Read the lines that follow and pick out every one containing the word "personnes".

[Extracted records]
────
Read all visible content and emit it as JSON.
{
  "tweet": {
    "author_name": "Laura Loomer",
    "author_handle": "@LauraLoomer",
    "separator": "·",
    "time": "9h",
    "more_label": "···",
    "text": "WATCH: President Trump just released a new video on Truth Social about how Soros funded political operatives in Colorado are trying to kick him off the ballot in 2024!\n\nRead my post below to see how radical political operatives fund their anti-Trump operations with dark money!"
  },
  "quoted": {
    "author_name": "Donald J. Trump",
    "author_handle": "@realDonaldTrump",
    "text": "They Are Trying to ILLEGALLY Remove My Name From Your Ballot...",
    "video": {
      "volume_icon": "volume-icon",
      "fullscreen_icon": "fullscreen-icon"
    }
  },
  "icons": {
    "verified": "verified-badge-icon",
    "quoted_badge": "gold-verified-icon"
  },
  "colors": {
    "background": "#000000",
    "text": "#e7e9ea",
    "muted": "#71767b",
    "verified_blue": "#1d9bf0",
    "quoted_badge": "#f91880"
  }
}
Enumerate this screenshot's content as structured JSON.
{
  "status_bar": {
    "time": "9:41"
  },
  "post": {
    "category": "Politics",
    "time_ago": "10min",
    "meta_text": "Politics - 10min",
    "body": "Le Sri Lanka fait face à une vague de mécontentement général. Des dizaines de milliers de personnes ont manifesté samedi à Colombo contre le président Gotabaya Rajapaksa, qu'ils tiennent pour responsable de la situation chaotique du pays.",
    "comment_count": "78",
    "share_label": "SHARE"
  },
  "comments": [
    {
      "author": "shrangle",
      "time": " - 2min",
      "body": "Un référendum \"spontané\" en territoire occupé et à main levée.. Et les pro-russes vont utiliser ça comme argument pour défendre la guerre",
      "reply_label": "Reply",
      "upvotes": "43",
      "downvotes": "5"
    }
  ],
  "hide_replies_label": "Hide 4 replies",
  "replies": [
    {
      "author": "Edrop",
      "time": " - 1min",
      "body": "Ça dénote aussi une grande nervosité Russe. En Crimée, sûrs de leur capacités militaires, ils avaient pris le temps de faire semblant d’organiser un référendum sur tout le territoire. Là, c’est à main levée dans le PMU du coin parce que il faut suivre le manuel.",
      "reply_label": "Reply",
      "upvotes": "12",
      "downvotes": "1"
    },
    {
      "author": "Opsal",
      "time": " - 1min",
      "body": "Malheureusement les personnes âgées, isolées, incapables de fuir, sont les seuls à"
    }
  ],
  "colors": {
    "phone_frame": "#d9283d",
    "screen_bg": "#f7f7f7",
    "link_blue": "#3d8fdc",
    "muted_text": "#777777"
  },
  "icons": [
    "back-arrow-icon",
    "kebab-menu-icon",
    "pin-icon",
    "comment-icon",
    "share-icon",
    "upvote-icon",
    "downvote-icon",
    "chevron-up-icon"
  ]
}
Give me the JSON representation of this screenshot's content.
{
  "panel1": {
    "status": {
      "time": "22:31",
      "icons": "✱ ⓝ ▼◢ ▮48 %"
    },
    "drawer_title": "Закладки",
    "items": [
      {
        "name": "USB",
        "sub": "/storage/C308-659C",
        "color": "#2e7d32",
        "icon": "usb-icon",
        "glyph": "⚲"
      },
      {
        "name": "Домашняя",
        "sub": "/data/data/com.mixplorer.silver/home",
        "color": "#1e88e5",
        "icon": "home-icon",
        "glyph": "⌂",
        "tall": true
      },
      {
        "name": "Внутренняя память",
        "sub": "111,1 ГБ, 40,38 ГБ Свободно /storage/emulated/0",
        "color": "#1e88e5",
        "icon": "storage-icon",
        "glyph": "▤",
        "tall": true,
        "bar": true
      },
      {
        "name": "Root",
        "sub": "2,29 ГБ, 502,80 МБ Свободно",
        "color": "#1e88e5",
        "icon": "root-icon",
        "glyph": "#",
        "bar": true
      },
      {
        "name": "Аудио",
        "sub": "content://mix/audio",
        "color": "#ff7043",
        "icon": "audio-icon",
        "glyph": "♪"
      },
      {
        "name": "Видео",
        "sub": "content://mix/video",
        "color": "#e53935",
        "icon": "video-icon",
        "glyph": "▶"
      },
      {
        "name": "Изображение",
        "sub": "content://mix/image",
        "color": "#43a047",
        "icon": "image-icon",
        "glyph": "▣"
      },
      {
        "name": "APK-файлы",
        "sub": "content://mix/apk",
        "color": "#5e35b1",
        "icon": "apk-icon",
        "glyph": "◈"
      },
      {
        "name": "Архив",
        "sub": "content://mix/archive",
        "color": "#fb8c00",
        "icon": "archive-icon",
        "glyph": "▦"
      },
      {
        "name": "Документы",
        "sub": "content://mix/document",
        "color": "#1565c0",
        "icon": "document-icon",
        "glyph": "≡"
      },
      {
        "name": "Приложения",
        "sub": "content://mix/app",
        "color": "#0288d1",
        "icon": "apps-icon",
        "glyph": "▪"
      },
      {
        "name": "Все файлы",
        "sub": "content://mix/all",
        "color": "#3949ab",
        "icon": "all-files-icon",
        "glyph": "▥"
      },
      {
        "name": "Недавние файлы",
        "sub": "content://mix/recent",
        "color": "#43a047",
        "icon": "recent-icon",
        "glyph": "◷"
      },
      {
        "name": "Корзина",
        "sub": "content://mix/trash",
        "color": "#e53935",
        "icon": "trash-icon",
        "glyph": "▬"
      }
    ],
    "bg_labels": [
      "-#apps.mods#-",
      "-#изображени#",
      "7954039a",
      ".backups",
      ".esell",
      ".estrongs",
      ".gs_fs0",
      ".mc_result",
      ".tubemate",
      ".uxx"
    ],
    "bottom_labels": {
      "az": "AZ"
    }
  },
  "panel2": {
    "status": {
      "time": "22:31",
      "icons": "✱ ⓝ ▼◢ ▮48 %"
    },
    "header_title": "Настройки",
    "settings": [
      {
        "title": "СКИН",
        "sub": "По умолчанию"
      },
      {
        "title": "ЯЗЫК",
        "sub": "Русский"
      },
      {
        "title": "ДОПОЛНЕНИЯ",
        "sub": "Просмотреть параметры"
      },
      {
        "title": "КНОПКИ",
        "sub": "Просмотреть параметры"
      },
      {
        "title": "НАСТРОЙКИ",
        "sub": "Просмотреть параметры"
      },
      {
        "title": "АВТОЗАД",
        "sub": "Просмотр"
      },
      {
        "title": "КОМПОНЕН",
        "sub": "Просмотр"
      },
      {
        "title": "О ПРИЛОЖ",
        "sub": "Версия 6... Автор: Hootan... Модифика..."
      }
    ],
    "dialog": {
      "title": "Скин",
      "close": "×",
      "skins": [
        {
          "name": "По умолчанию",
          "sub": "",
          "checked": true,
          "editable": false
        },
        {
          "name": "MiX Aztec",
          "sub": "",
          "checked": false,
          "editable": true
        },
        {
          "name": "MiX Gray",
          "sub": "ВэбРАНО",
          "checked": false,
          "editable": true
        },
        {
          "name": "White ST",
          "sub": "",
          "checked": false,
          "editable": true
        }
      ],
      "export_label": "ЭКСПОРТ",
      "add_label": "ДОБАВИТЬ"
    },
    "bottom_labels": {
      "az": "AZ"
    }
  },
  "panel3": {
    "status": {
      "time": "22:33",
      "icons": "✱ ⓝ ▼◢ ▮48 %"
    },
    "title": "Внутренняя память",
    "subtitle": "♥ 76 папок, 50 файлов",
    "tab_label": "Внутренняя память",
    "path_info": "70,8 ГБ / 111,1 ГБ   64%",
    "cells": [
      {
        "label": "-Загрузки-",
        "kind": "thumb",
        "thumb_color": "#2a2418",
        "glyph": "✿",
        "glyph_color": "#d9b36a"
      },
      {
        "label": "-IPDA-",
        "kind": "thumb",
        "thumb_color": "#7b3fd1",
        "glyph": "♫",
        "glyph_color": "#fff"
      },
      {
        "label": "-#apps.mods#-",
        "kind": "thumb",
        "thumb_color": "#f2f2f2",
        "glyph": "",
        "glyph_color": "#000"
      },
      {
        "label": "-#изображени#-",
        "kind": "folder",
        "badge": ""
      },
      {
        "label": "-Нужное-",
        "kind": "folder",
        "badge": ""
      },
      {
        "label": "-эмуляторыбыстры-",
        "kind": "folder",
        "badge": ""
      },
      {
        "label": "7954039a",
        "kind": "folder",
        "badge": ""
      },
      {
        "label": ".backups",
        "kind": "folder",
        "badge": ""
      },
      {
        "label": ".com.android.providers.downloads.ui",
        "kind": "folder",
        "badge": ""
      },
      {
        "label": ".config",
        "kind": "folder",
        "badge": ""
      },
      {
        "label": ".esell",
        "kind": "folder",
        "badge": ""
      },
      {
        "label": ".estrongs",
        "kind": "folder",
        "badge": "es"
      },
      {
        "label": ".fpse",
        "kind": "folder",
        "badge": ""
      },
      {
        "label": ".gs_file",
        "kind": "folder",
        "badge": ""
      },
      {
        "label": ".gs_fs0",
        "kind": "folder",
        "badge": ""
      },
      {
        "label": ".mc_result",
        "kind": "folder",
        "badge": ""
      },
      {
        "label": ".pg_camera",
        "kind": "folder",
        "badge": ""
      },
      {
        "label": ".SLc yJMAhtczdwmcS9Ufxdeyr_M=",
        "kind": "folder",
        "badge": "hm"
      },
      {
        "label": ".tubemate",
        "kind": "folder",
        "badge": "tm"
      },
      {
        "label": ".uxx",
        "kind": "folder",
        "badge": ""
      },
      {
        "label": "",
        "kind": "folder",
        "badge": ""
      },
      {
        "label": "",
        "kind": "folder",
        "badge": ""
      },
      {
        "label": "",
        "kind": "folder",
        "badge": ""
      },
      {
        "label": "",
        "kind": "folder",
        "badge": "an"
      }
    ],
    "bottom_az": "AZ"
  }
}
────
COMPLETED EXERCISE:
    "body": "Le Sri Lanka fait face à une vague de mécontentement général. Des dizaines de milliers de personnes ont manifesté samedi à Colombo contre le président Gotabaya Rajapaksa, qu'ils tiennent pour responsable de la situation chaotique du pays.",
      "body": "Malheureusement les personnes âgées, isolées, incapables de fuir, sont les seuls à"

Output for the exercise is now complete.